## Activity
In the text about middle-class insecurity, which historical movement is Jonathan Edwards's sermon called a key text of?

As story after story comes out of middle class families now living on the street and of small business owners now working hourly jobs, we awaken to the fact that all that prevents us from slipping down into the hell of true poverty is a paycheck—and our employer’s will to continue writing it.
This awakening and sudden understanding of one's status in society can best be explained by turning to another John Edwards -- Jonathan Edwards, that is, the preacher of that infamous 1741 sermon, Sinners in the Hands of An Angry God.
In that sermon, which was a key text of the Great Awakening, Edwards painted God not as a benevolent supreme being, but as a force to be feared who could destroy you at any instant for any reason:
The God that holds you over the pit of hell, much as one holds a spider, or some loathsome insect over the fire, abhors you, and is dreadfully provoked: his wrath towards you burns like fire; he looks upon you as worthy of nothing else, but to be cast into the fire . . . And there is no other reason to be given, why you have not dropped into hell since you arose in the morning, but that God's hand has held you up. . . . [T]he reason why they are not fallen already and do not fall now is only that God's appointed time is not come. For it is said, that when that due time, or appointed time comes, their foot shall slide. Then they shall be left to fall, as they are inclined by their own weight. God will not hold them up in these slippery places any longer, but will let them go; and then, at that very instant, they shall fall into destruction; as he that stands on such slippery declining ground, on the edge of a pit, he cannot stand alone, when he is let go he immediately falls and is lost.
Much like Jonathan Edwards’ image of the precarious position of Christians served to wake up congregations, so has our awareness of our precarious position as members of America’s dwindling middle class been heightened by the recent economic turmoil.

## Stored data
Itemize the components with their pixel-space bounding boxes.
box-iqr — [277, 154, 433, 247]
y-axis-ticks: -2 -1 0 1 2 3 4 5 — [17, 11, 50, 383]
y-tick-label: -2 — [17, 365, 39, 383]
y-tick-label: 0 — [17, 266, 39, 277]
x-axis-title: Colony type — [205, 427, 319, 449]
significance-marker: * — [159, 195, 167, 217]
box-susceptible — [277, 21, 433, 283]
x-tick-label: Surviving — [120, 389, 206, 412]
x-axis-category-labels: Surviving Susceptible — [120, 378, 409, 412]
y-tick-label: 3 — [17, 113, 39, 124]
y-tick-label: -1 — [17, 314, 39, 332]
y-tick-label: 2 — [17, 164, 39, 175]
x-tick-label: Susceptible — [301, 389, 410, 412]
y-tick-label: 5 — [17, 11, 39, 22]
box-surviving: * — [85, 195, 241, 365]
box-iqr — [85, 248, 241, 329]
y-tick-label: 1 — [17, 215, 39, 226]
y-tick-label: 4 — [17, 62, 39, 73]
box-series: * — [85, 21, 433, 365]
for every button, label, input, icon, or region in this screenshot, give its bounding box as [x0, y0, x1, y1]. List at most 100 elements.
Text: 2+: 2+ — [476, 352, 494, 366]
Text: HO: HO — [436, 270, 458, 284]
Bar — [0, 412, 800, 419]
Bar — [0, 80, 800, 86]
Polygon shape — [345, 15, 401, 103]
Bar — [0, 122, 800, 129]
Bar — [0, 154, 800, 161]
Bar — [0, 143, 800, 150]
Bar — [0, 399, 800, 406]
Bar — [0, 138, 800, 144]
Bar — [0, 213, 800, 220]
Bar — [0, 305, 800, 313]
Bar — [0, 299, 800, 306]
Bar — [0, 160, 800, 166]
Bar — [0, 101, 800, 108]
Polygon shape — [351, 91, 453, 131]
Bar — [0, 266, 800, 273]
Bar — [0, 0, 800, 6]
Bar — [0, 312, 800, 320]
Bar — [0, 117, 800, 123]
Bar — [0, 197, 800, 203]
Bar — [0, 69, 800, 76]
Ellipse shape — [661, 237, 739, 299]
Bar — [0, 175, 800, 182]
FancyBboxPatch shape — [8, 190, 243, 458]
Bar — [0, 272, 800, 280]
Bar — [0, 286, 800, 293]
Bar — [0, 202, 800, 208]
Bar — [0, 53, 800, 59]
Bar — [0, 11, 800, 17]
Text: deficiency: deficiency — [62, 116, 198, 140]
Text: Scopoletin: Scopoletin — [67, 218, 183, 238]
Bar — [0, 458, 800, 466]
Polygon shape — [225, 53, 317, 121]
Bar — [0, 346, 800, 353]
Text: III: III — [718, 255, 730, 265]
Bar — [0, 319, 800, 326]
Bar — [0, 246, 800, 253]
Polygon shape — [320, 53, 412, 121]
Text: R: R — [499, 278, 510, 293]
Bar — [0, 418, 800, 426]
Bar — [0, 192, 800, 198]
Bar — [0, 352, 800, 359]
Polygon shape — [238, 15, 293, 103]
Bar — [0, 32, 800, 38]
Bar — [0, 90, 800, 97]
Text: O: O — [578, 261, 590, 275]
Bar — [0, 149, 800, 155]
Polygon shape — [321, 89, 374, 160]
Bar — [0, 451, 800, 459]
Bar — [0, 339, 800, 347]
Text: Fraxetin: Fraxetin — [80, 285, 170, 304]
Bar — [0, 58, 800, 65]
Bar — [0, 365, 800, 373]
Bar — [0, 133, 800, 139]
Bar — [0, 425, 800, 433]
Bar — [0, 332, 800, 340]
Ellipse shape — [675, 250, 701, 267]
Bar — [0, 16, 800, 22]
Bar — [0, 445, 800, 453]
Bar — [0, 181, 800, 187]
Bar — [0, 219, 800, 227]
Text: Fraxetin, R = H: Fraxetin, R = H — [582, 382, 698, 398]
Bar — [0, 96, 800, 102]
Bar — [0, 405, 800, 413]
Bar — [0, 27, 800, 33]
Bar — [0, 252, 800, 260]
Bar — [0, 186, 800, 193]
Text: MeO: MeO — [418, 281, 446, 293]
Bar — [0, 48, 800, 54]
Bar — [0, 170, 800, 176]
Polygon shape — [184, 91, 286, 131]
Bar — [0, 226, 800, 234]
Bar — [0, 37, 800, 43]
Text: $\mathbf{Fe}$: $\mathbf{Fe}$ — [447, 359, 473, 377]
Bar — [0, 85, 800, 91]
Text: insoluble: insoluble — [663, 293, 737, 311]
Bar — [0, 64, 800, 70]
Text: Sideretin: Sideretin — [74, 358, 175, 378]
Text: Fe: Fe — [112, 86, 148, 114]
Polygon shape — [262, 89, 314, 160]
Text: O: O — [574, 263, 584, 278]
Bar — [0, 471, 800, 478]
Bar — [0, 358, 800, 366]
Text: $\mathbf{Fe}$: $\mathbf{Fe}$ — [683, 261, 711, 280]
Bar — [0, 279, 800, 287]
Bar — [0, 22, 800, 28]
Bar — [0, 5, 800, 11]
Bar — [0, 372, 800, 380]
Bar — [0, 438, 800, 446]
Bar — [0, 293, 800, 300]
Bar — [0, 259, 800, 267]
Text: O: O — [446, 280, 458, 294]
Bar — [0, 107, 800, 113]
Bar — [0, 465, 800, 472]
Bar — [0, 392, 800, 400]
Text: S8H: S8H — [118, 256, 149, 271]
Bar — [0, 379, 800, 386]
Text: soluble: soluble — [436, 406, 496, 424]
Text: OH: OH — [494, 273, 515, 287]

## Finished exercise
The Great Awakening.